◆ WRITTEN EXERCISE ◆
Copy out the lines that include the word "JSON".

begin DATA SECTION

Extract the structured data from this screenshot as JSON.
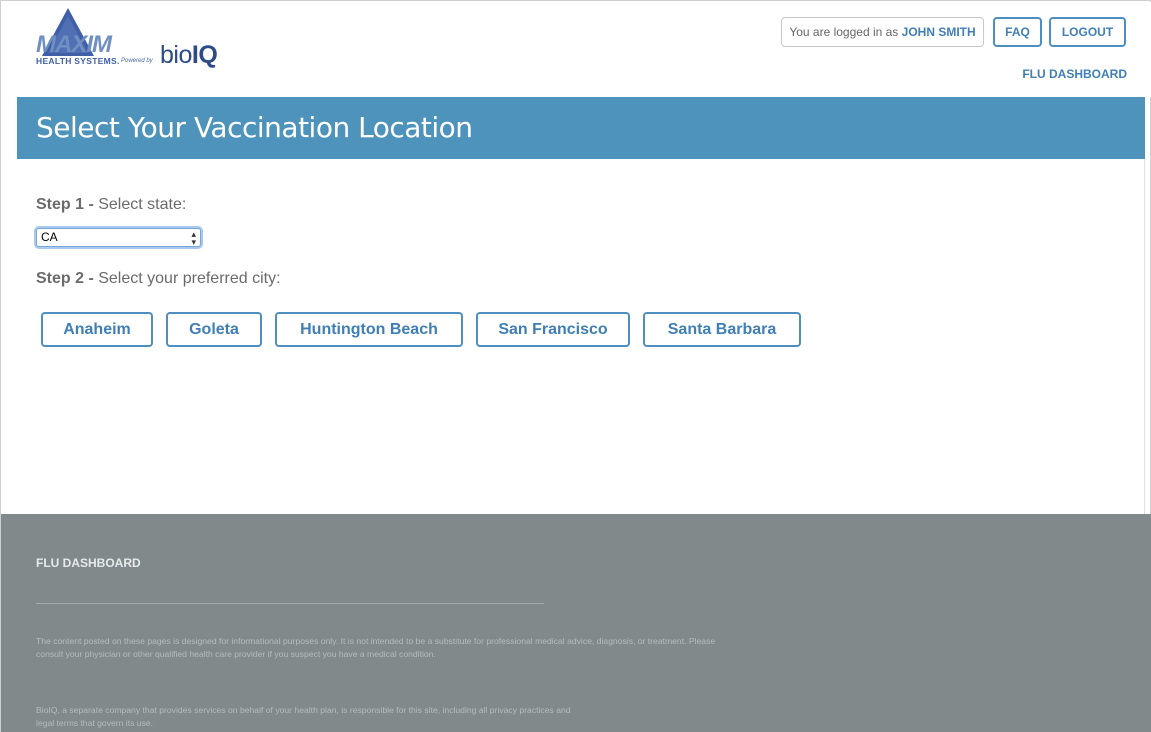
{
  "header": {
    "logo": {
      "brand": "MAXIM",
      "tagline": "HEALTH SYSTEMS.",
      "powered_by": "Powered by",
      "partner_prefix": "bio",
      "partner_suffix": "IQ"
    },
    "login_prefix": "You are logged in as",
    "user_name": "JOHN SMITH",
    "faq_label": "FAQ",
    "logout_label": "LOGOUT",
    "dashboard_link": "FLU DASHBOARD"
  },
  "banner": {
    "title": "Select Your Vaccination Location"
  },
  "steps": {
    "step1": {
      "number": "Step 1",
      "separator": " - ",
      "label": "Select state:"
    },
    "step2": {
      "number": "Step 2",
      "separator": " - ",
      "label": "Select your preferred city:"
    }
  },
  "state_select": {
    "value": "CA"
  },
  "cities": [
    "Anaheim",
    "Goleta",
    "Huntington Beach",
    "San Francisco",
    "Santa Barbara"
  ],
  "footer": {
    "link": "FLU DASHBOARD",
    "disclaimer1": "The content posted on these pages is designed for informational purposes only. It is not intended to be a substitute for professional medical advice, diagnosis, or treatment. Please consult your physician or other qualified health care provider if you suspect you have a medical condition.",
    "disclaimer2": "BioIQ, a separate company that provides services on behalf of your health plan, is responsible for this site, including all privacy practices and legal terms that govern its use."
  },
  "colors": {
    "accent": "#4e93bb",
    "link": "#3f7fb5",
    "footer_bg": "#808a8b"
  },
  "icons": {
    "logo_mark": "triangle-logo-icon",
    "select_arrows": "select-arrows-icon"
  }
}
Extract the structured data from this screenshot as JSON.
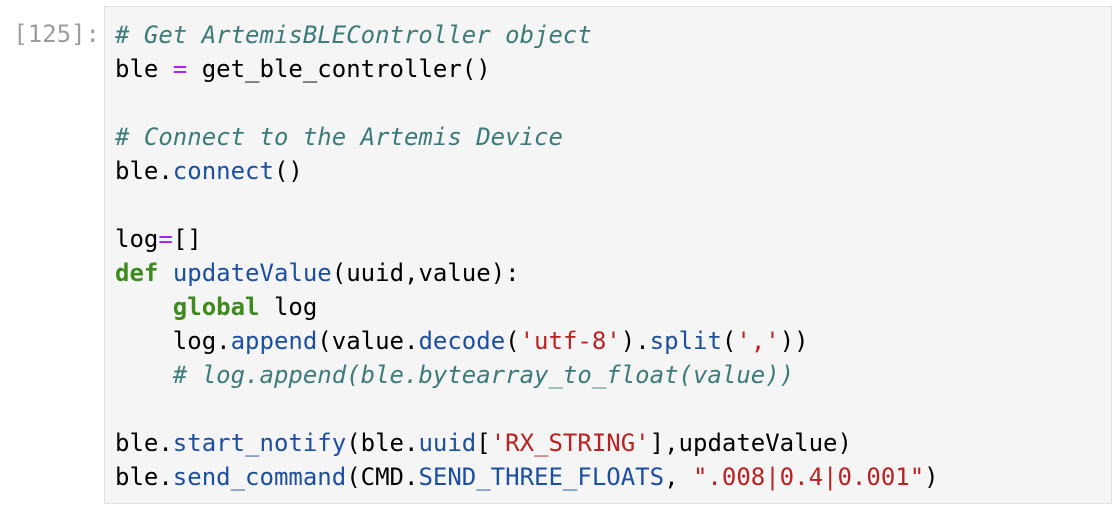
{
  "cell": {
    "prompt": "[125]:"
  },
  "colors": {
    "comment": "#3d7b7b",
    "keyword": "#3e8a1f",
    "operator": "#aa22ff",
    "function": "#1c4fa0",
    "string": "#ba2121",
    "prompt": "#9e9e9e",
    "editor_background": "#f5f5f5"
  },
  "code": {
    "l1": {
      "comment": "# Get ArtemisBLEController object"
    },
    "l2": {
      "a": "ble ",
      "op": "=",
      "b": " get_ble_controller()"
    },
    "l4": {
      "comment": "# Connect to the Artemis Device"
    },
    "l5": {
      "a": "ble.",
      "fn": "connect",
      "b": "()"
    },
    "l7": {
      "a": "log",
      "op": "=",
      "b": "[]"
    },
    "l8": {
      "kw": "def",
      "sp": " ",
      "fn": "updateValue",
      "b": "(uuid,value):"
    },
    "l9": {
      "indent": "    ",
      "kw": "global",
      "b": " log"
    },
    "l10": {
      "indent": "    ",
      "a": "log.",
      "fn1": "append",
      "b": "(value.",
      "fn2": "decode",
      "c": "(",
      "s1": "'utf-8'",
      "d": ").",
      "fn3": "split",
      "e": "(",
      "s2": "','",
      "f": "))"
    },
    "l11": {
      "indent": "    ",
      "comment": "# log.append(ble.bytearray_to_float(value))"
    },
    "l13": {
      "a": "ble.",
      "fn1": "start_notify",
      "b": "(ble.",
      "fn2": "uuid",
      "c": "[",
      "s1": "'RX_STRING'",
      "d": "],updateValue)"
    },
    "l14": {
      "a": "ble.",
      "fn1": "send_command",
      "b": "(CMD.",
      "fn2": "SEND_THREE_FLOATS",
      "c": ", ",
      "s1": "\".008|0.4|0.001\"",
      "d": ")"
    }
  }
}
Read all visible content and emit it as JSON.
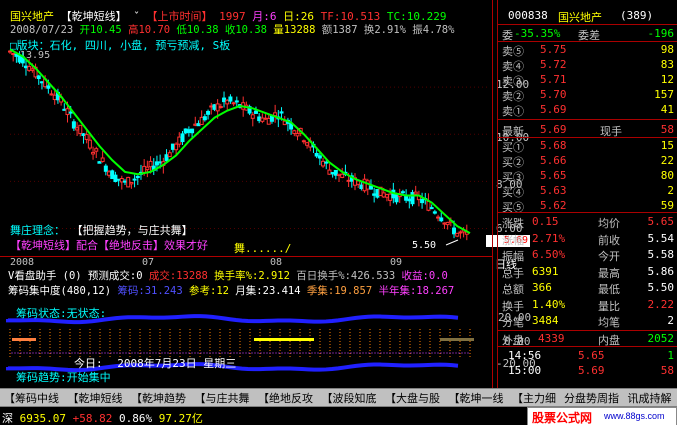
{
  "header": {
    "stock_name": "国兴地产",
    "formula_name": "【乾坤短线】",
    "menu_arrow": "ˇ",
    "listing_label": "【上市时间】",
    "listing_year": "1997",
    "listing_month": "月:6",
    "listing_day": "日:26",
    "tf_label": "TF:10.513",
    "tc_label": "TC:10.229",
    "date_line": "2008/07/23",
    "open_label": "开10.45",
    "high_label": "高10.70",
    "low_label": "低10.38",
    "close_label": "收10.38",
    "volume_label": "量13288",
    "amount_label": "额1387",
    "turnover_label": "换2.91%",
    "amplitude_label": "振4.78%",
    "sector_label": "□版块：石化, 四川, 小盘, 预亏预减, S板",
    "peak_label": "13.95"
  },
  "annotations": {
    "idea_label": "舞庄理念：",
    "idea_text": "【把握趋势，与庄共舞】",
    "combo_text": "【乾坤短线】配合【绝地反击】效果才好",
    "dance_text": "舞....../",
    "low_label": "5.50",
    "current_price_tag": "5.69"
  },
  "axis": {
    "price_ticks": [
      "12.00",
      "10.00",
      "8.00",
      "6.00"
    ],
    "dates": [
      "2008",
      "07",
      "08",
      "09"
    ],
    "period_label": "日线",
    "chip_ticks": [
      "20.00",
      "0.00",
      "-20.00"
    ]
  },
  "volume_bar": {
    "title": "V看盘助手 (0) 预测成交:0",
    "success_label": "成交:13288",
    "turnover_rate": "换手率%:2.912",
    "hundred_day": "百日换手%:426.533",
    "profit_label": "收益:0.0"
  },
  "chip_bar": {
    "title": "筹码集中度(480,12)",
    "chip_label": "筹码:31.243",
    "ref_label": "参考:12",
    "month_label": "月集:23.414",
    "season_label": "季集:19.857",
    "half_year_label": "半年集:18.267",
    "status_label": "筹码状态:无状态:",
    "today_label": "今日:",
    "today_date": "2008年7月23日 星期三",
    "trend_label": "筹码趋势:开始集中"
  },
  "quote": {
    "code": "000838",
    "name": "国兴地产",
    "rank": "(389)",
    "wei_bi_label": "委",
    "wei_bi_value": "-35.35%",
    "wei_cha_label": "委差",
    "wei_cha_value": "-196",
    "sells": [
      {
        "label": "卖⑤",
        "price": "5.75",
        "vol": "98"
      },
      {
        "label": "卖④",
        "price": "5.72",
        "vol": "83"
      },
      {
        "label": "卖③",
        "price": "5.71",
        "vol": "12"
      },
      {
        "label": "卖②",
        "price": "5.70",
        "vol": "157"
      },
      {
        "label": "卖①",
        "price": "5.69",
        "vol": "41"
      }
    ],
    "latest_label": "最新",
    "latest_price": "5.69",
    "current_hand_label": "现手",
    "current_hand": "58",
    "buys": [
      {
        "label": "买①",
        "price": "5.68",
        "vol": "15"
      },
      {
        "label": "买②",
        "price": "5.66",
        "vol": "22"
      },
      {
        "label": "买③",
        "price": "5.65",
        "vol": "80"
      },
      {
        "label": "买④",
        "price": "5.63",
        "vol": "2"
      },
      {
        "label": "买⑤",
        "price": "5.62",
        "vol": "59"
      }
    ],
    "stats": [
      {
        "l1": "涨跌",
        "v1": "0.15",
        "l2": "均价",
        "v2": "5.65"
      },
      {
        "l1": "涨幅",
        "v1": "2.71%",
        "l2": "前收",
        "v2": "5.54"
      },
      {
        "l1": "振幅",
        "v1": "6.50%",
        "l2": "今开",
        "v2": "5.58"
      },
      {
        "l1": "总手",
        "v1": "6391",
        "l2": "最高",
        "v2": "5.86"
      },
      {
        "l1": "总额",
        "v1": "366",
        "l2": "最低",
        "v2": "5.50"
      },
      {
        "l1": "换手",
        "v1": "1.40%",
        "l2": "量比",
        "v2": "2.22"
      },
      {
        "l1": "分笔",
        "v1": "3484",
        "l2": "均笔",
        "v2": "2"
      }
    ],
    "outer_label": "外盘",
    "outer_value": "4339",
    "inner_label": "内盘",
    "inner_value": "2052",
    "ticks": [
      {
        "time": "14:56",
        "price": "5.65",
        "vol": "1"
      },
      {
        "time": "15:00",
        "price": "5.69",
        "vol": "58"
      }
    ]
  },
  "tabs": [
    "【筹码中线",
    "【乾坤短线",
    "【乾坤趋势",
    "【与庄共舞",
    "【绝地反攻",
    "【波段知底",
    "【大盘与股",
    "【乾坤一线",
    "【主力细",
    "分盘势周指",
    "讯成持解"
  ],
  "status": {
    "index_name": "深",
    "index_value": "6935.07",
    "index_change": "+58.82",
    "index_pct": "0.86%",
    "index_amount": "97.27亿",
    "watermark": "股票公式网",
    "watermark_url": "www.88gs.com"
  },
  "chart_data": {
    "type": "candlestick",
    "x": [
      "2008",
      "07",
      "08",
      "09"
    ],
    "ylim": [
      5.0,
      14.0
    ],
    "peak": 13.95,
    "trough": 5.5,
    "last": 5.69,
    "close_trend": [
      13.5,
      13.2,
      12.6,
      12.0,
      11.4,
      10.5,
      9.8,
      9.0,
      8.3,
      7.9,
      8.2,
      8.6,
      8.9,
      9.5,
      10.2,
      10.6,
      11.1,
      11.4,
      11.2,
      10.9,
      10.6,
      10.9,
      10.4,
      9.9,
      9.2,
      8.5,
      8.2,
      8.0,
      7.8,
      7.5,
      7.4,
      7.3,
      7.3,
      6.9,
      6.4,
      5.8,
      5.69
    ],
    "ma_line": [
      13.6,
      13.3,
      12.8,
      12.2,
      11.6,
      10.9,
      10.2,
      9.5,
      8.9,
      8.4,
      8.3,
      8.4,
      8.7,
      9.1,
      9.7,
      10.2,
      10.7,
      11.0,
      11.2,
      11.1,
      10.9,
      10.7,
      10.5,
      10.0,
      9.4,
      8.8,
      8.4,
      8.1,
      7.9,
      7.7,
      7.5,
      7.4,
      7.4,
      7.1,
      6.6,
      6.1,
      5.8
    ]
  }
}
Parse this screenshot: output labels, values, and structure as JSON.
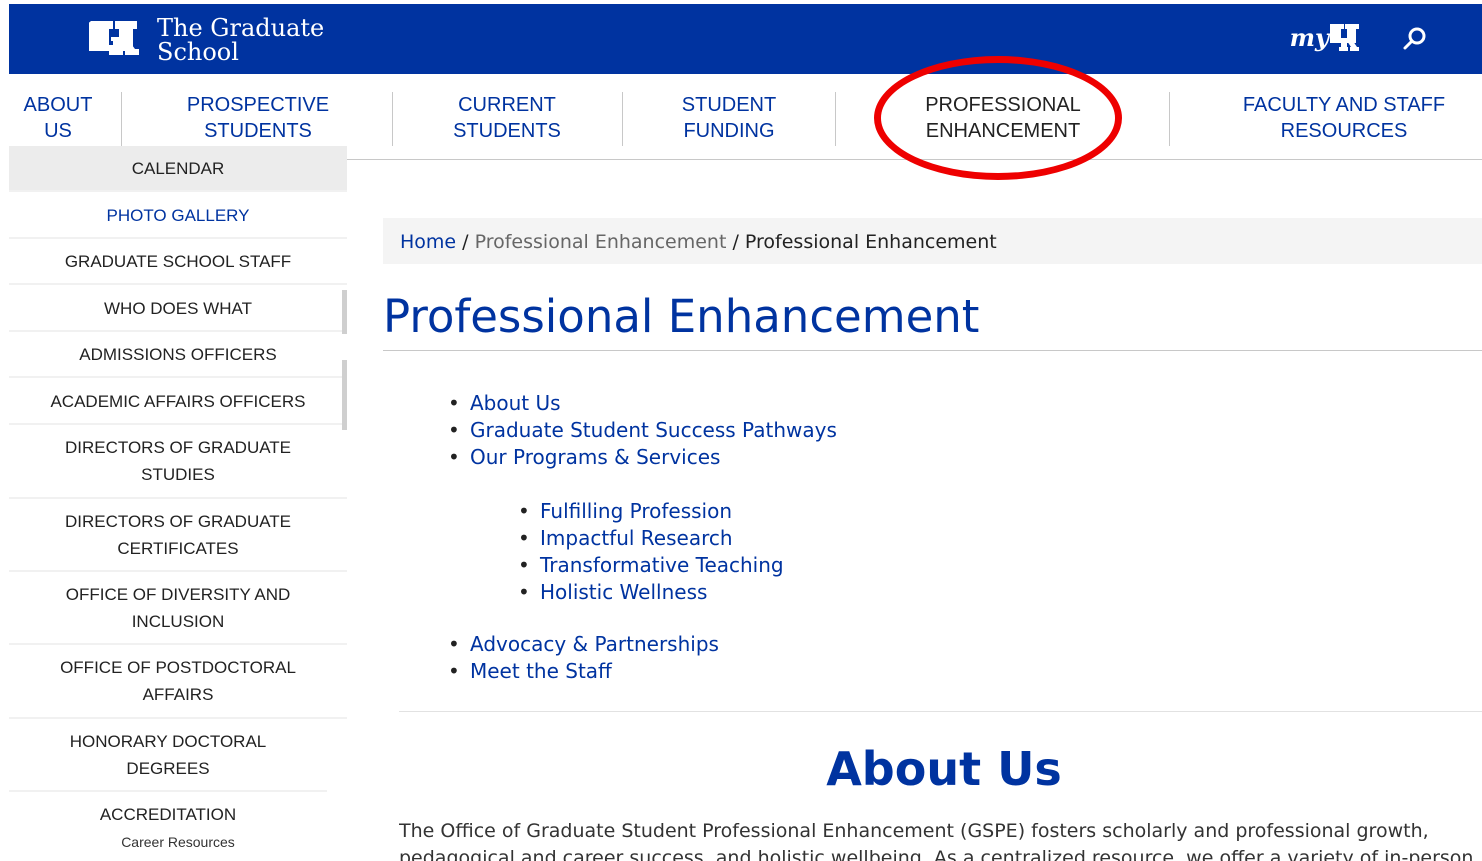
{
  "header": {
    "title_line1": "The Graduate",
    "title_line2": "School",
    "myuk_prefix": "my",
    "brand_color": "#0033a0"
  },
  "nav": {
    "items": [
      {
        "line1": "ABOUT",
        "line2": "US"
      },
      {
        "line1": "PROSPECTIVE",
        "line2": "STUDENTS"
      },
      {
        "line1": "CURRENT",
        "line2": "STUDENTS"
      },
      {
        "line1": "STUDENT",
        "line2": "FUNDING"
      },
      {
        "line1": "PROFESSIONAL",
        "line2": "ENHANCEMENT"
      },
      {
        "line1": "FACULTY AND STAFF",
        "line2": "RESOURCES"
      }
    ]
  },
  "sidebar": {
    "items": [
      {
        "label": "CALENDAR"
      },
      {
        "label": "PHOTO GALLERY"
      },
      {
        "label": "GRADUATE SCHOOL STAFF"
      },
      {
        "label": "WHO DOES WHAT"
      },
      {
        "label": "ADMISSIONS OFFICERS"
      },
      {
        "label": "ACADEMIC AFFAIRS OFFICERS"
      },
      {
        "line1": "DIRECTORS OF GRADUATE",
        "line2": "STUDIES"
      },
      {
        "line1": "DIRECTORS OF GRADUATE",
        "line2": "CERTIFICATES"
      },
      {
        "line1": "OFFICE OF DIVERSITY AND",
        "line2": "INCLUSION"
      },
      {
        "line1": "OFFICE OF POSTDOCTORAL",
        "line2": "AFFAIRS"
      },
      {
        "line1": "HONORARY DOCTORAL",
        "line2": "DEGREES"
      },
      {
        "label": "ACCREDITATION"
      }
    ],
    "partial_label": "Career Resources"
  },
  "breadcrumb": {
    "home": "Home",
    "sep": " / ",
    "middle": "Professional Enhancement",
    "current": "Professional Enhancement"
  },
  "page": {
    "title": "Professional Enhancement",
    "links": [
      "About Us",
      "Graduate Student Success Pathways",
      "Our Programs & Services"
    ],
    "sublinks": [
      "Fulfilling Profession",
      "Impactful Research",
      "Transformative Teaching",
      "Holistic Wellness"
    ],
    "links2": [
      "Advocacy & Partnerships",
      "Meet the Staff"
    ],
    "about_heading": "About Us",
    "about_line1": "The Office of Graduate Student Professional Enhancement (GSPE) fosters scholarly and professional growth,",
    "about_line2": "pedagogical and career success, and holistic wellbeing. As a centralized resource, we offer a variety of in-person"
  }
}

end DATA SECTION

◆ EXPECTED ANSWER ◆
Extract the structured data from this screenshot as JSON.
Extract the structured data from this screenshot as JSON.
Read all visible content and emit it as JSON.
Parse this screenshot: output labels, values, and structure as JSON.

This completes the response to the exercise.